**Given problem**
Print all of the data exactly as written.

Dataset excerpts
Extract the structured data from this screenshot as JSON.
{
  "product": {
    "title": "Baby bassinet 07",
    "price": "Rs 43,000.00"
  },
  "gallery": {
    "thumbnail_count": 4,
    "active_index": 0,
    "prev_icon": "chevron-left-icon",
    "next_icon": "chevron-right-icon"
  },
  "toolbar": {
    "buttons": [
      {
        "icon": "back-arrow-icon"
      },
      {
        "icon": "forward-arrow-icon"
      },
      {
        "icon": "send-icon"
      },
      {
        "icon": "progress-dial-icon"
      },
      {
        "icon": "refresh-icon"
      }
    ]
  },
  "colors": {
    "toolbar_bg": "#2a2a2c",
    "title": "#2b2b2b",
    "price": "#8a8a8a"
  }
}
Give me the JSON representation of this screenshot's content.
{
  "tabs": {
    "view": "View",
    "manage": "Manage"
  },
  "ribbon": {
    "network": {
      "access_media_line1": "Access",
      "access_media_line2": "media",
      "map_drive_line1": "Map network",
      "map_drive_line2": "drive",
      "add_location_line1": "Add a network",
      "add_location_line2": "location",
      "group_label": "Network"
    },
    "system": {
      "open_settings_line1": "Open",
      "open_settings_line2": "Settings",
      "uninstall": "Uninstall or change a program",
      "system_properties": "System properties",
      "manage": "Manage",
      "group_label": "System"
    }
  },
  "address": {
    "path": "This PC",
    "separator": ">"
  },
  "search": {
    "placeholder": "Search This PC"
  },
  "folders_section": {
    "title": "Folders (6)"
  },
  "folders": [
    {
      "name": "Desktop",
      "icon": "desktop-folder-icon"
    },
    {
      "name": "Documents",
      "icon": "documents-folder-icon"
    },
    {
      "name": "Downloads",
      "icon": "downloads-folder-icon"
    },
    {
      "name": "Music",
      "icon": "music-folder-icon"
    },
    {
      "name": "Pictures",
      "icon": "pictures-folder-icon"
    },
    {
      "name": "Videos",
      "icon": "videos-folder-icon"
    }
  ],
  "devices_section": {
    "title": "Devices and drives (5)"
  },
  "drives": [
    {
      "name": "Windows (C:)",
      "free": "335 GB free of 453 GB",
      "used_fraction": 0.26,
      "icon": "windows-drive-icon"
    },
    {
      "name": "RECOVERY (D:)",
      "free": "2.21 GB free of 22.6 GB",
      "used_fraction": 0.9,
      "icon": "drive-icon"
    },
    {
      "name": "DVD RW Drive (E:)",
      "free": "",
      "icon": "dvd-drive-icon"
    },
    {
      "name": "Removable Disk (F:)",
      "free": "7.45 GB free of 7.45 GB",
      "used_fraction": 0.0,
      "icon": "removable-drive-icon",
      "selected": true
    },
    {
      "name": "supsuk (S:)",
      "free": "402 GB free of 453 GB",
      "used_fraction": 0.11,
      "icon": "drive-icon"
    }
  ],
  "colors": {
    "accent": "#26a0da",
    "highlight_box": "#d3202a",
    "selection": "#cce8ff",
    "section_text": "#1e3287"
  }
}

**Expected answer**
Extract the structured data from this screenshot as JSON.
{
  "product": {
    "title": "Baby bassinet 07",
    "price": "Rs 43,000.00"
  },
  "gallery": {
    "thumbnail_count": 4,
    "active_index": 0,
    "prev_icon": "chevron-left-icon",
    "next_icon": "chevron-right-icon"
  },
  "toolbar": {
    "buttons": [
      {
        "icon": "back-arrow-icon"
      },
      {
        "icon": "forward-arrow-icon"
      },
      {
        "icon": "send-icon"
      },
      {
        "icon": "progress-dial-icon"
      },
      {
        "icon": "refresh-icon"
      }
    ]
  },
  "colors": {
    "toolbar_bg": "#2a2a2c",
    "title": "#2b2b2b",
    "price": "#8a8a8a"
  }
}
Give me the JSON representation of this screenshot's content.
{
  "tabs": {
    "view": "View",
    "manage": "Manage"
  },
  "ribbon": {
    "network": {
      "access_media_line1": "Access",
      "access_media_line2": "media",
      "map_drive_line1": "Map network",
      "map_drive_line2": "drive",
      "add_location_line1": "Add a network",
      "add_location_line2": "location",
      "group_label": "Network"
    },
    "system": {
      "open_settings_line1": "Open",
      "open_settings_line2": "Settings",
      "uninstall": "Uninstall or change a program",
      "system_properties": "System properties",
      "manage": "Manage",
      "group_label": "System"
    }
  },
  "address": {
    "path": "This PC",
    "separator": ">"
  },
  "search": {
    "placeholder": "Search This PC"
  },
  "folders_section": {
    "title": "Folders (6)"
  },
  "folders": [
    {
      "name": "Desktop",
      "icon": "desktop-folder-icon"
    },
    {
      "name": "Documents",
      "icon": "documents-folder-icon"
    },
    {
      "name": "Downloads",
      "icon": "downloads-folder-icon"
    },
    {
      "name": "Music",
      "icon": "music-folder-icon"
    },
    {
      "name": "Pictures",
      "icon": "pictures-folder-icon"
    },
    {
      "name": "Videos",
      "icon": "videos-folder-icon"
    }
  ],
  "devices_section": {
    "title": "Devices and drives (5)"
  },
  "drives": [
    {
      "name": "Windows (C:)",
      "free": "335 GB free of 453 GB",
      "used_fraction": 0.26,
      "icon": "windows-drive-icon"
    },
    {
      "name": "RECOVERY (D:)",
      "free": "2.21 GB free of 22.6 GB",
      "used_fraction": 0.9,
      "icon": "drive-icon"
    },
    {
      "name": "DVD RW Drive (E:)",
      "free": "",
      "icon": "dvd-drive-icon"
    },
    {
      "name": "Removable Disk (F:)",
      "free": "7.45 GB free of 7.45 GB",
      "used_fraction": 0.0,
      "icon": "removable-drive-icon",
      "selected": true
    },
    {
      "name": "supsuk (S:)",
      "free": "402 GB free of 453 GB",
      "used_fraction": 0.11,
      "icon": "drive-icon"
    }
  ],
  "colors": {
    "accent": "#26a0da",
    "highlight_box": "#d3202a",
    "selection": "#cce8ff",
    "section_text": "#1e3287"
  }
}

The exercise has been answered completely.